_Kaynak metin_
════════════════════

Tabii bu noktada, Malaya topraklarında bağımsızlık ve ulus-devlet sürecinin
bittiğini söylemek mümkün değil. Öyle ki, 1963 yılında Brunei, Singapur, Sabah
ve Sarawak gibi şu veya bu şekilde İngiliz sömürgeciliğinde uzun süreli yer
almış bölgelerin Malaya Federasyonu ile birleşmesi gündeme geldi. Süreçte Brunei’nin
dışarda kaldığı, ancak Singapur-Sabah ve Saravak’ın katılımıyla bugünkü Malezya
Federasyonu kurulmuş oldu.
Burada Singapur’un özel konumuna değinmek gerekir. Lee Kuan Yew ile Tunku
Abdulrahman arasında somut bir şekilde takip edilebilecek Singapur ve Malezya
merkezi yönetiminin kimi siyasi konulardaki anlaşmazlığı, 1965 yılında
Singapur’un Federasyon’dan ayrılarak -Ada’nın o dönemde karşılaşabileceği tüm
potansiyel tehditlere rağmen - Singapur Cumhuriyeti adıyla yeni bir devlet
kuruldu.
Bu ikinci kuruluş sürecinin ardından adı Malezya Federasyonu olan devlet,
geleneksel Malay devletleri olarak da bilinen Malay Yarımadası’ndaki dokuz
eyaletin başındaki dokuz ayrı sultan ile Penang Adası, Malaka şehri, Sabah ve
Sarawak merkezden atanan dört özel vali ile yönetiliyor. Federal hükümetin
başında ise dokuz Malay sultanı arasında beş yılda bir yapılan dönüşümle bir
kişi Federal Sultan olarak ülkenin başında bulunuyor.
Federal Sultan, ülke siyasetinde sembolik rol oynasa da, ülkenin var
oluşunu sağlayan üç önemli maddeden biri sultana bağlılık olması dolayısıyla
dikkat çekiyor. Sultan, aynı zamanda ordunun başı kabul ediliyor. Eyalet
sultanları ise eyaletlerde İslam dini ve Malay geleneğinin hamisi konumunda
bulunuyor.

════════════════════

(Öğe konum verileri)
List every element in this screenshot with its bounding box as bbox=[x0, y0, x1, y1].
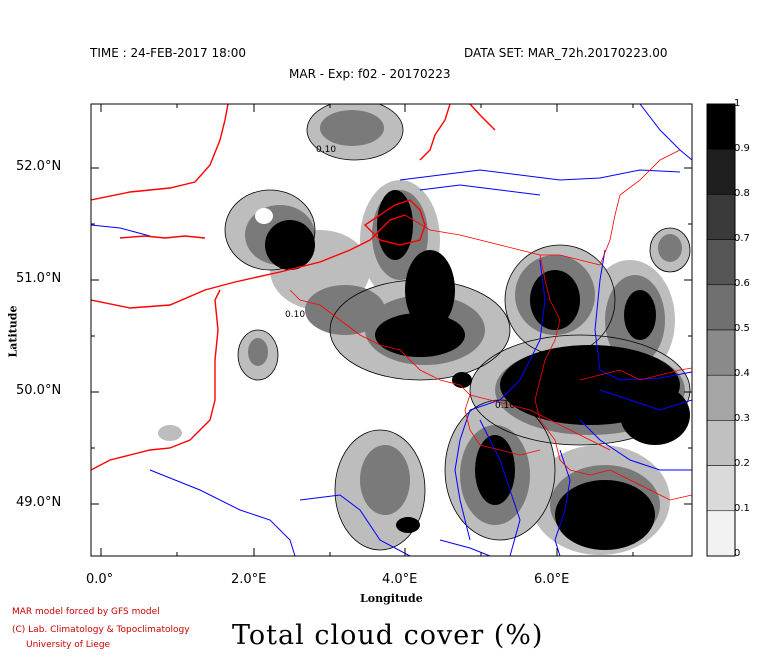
x-axis-label: Longitude bbox=[360, 592, 423, 605]
lat-tick-label: 49.0°N bbox=[16, 495, 62, 510]
credit-line-2: (C) Lab. Climatology & Topoclimatology bbox=[12, 625, 190, 635]
colorbar-segment bbox=[706, 103, 736, 150]
lon-tick-label: 4.0°E bbox=[382, 572, 418, 587]
lon-tick-label: 2.0°E bbox=[231, 572, 267, 587]
colorbar-segment bbox=[706, 194, 736, 240]
cloud-core-layer bbox=[265, 190, 690, 550]
contour-label: 0.10 bbox=[285, 310, 305, 320]
borders-layer bbox=[91, 104, 496, 471]
rivers-layer bbox=[91, 104, 692, 556]
contour-label: 0.10 bbox=[316, 145, 336, 155]
colorbar-segment bbox=[706, 239, 736, 286]
colorbar-segment bbox=[706, 329, 736, 376]
colorbar-frame bbox=[706, 103, 736, 557]
colorbar-label: 0.8 bbox=[734, 188, 750, 199]
colorbar-label: 0.9 bbox=[734, 143, 750, 154]
tick-marks bbox=[91, 104, 692, 556]
colorbar-label: 0 bbox=[734, 548, 741, 559]
colorbar-segment bbox=[706, 510, 736, 557]
colorbar-segment bbox=[706, 148, 736, 195]
colorbar-label: 0.4 bbox=[734, 368, 750, 379]
contour-label: 0.10 bbox=[495, 401, 515, 411]
dataset-label: DATA SET: MAR_72h.20170223.00 bbox=[464, 46, 668, 60]
colorbar bbox=[706, 103, 736, 557]
credit-line-3: University of Liege bbox=[26, 640, 111, 650]
lat-tick-label: 52.0°N bbox=[16, 159, 62, 174]
colorbar-segment bbox=[706, 465, 736, 512]
clear-patch bbox=[255, 208, 273, 224]
lon-tick-label: 6.0°E bbox=[534, 572, 570, 587]
colorbar-label: 0.6 bbox=[734, 278, 750, 289]
colorbar-label: 0.7 bbox=[734, 233, 750, 244]
colorbar-label: 0.2 bbox=[734, 458, 750, 469]
colorbar-label: 1 bbox=[734, 98, 741, 109]
lat-tick-label: 50.0°N bbox=[16, 383, 62, 398]
colorbar-label: 0.5 bbox=[734, 323, 750, 334]
contour-lines bbox=[224, 104, 691, 551]
map-title: Total cloud cover (%) bbox=[232, 620, 544, 651]
lon-tick-label: 0.0° bbox=[86, 572, 114, 587]
y-axis-label: Latitude bbox=[6, 305, 20, 358]
colorbar-label: 0.1 bbox=[734, 503, 750, 514]
credit-line-1: MAR model forced by GFS model bbox=[12, 607, 160, 617]
experiment-label: MAR - Exp: f02 - 20170223 bbox=[289, 67, 451, 81]
colorbar-label: 0.3 bbox=[734, 413, 750, 424]
time-label: TIME : 24-FEB-2017 18:00 bbox=[90, 46, 247, 60]
inner-borders-layer bbox=[289, 149, 692, 501]
colorbar-segment bbox=[706, 284, 736, 331]
map-frame bbox=[90, 103, 693, 557]
colorbar-segment bbox=[706, 420, 736, 466]
colorbar-segment bbox=[706, 374, 736, 421]
lat-tick-label: 51.0°N bbox=[16, 271, 62, 286]
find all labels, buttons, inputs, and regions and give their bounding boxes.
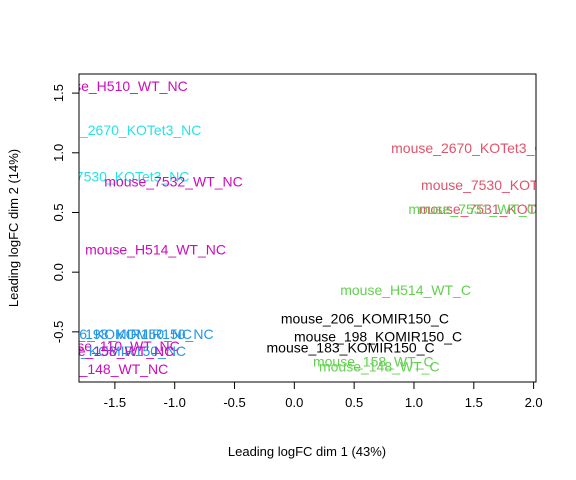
point-label: mouse_183_KOMIR150_NC xyxy=(8,343,186,359)
point-label: mouse_198_KOMIR150_NC xyxy=(35,326,213,342)
point-label: mouse_H514_WT_NC xyxy=(85,241,226,257)
point-labels: mouse_H510_WT_NC mouse_2670_KOTet3_NCmous… xyxy=(8,78,574,377)
x-tick-label: 0.5 xyxy=(345,395,363,410)
point-label: mouse_7531_WT_C xyxy=(408,201,536,217)
point-label: mouse_110_WT_NC xyxy=(50,338,180,354)
point-label: mouse_7530_KOTet3_C xyxy=(421,177,574,193)
point-label: mouse_H514_WT_C xyxy=(340,282,471,298)
x-tick-label: 0.0 xyxy=(285,395,303,410)
point-label: mouse_158_WT_NC xyxy=(44,343,175,359)
point-label: mouse_183_KOMIR150_C xyxy=(267,339,435,355)
point-label: mouse_2670_KOTet3_C xyxy=(391,140,544,156)
y-tick-label: -0.5 xyxy=(51,321,66,343)
point-label: mouse_148_WT_C xyxy=(319,358,440,374)
x-tick-label: 1.0 xyxy=(405,395,423,410)
point-label: mouse_7530_KOTet3_NC xyxy=(26,169,189,185)
y-tick-label: 0.0 xyxy=(51,263,66,281)
point-label: mouse_206_KOMIR150_NC xyxy=(14,326,192,342)
y-tick-label: 0.5 xyxy=(51,203,66,221)
point-label: mouse_198_KOMIR150_C xyxy=(294,329,462,345)
x-tick-label: -1.5 xyxy=(104,395,126,410)
y-tick-label: 1.0 xyxy=(51,144,66,162)
plot-frame xyxy=(78,73,537,383)
x-axis-label: Leading logFC dim 1 (43%) xyxy=(228,444,386,459)
y-tick-label: 1.5 xyxy=(51,84,66,102)
point-label: mouse_158_WT_C xyxy=(313,354,434,370)
y-axis: -0.5 0.0 0.5 1.0 1.5 xyxy=(51,84,80,343)
point-label: mouse_7531_KOTet3_C xyxy=(419,201,572,217)
x-tick-label: -0.5 xyxy=(223,395,245,410)
point-label: mouse_148_WT_NC xyxy=(38,361,169,377)
x-tick-label: 1.5 xyxy=(465,395,483,410)
y-axis-label: Leading logFC dim 2 (14%) xyxy=(6,149,21,307)
point-label: mouse_2670_KOTet3_NC xyxy=(38,122,201,138)
point-label: mouse_206_KOMIR150_C xyxy=(281,311,449,327)
x-tick-label: 2.0 xyxy=(525,395,543,410)
x-axis: -1.5 -1.0 -0.5 0.0 0.5 1.0 1.5 2.0 xyxy=(104,381,543,410)
x-tick-label: -1.0 xyxy=(164,395,186,410)
point-label: mouse_H510_WT_NC xyxy=(47,78,188,94)
point-label: mouse_7532_WT_NC xyxy=(104,173,243,189)
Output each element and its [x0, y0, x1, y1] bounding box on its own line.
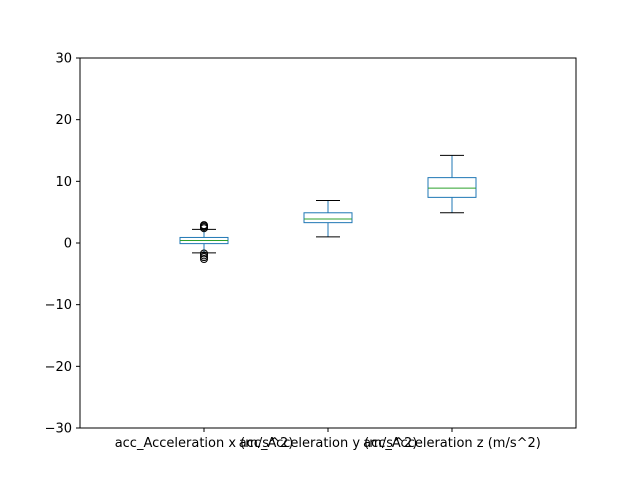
axes-frame: [79, 57, 577, 429]
y-tick-label: −20: [45, 360, 72, 375]
plot-marks: [179, 154, 477, 264]
box-group-3: [427, 154, 477, 214]
y-tick-label: 0: [64, 237, 72, 252]
outlier-point: [200, 221, 208, 230]
x-category-label: acc_Acceleration x (m/s^2): [115, 436, 294, 451]
y-tick-label: 10: [55, 175, 72, 190]
y-tick-label: −30: [45, 422, 72, 437]
box-group-2: [303, 199, 353, 238]
iqr-box: [303, 212, 353, 224]
y-tick-label: 30: [55, 52, 72, 67]
iqr-box: [427, 177, 477, 198]
y-axis: −30 −20 −10 0 10 20 30: [45, 52, 80, 437]
x-category-label: acc_Acceleration z (m/s^2): [363, 436, 541, 451]
box-group-1: [179, 221, 229, 264]
outlier-point: [200, 255, 208, 264]
y-tick-label: 20: [55, 113, 72, 128]
y-tick-label: −10: [45, 298, 72, 313]
x-category-label: acc_Acceleration y (m/s^2): [239, 436, 418, 451]
x-axis: acc_Acceleration x (m/s^2)acc_Accelerati…: [115, 428, 541, 451]
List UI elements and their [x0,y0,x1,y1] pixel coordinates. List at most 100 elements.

════════════════════

_Yapılacak işler_
[A] Malezya Federasyonu hakkındaki metne göre Singapur Federasyon'dan hangi yıl ayrıldı?
[B] Kayıtlardaki "point-label: mouse_183_KOMIR150_NC xyxy=(8,343,186,359)" ifadesini içeren satırdan "plot-frame xyxy=(78,73,537,383)" ifadesini içeren satıra kadar, iki uç da dahil olmak üzere bütün satırları hiç değiştirmeden kopyala.
Metin ile kayıtlar farklı kaynaklardan alınmıştır.

_Her görevin sonucu_
[A] 1965 yılında.

[B]
point-label: mouse_183_KOMIR150_NC xyxy=(8,343,186,359)
point-label: mouse_198_KOMIR150_NC xyxy=(35,326,213,342)
point-label: mouse_H514_WT_NC xyxy=(85,241,226,257)
point-labels: mouse_H510_WT_NC mouse_2670_KOTet3_NCmous… xyxy=(8,78,574,377)
x-tick-label: 0.5 xyxy=(345,395,363,410)
point-label: mouse_7531_WT_C xyxy=(408,201,536,217)
point-label: mouse_110_WT_NC xyxy=(50,338,180,354)
point-label: mouse_7530_KOTet3_C xyxy=(421,177,574,193)
point-label: mouse_H514_WT_C xyxy=(340,282,471,298)
x-tick-label: 0.0 xyxy=(285,395,303,410)
point-label: mouse_158_WT_NC xyxy=(44,343,175,359)
point-label: mouse_183_KOMIR150_C xyxy=(267,339,435,355)
point-label: mouse_2670_KOTet3_C xyxy=(391,140,544,156)
y-tick-label: -0.5 xyxy=(51,321,66,343)
point-label: mouse_148_WT_C xyxy=(319,358,440,374)
x-tick-label: 1.0 xyxy=(405,395,423,410)
point-label: mouse_7530_KOTet3_NC xyxy=(26,169,189,185)
y-tick-label: 0.0 xyxy=(51,263,66,281)
point-label: mouse_206_KOMIR150_NC xyxy=(14,326,192,342)
y-tick-label: 0.5 xyxy=(51,203,66,221)
point-label: mouse_198_KOMIR150_C xyxy=(294,329,462,345)
x-tick-label: -1.5 xyxy=(104,395,126,410)
y-tick-label: 1.0 xyxy=(51,144,66,162)
plot-frame xyxy=(78,73,537,383)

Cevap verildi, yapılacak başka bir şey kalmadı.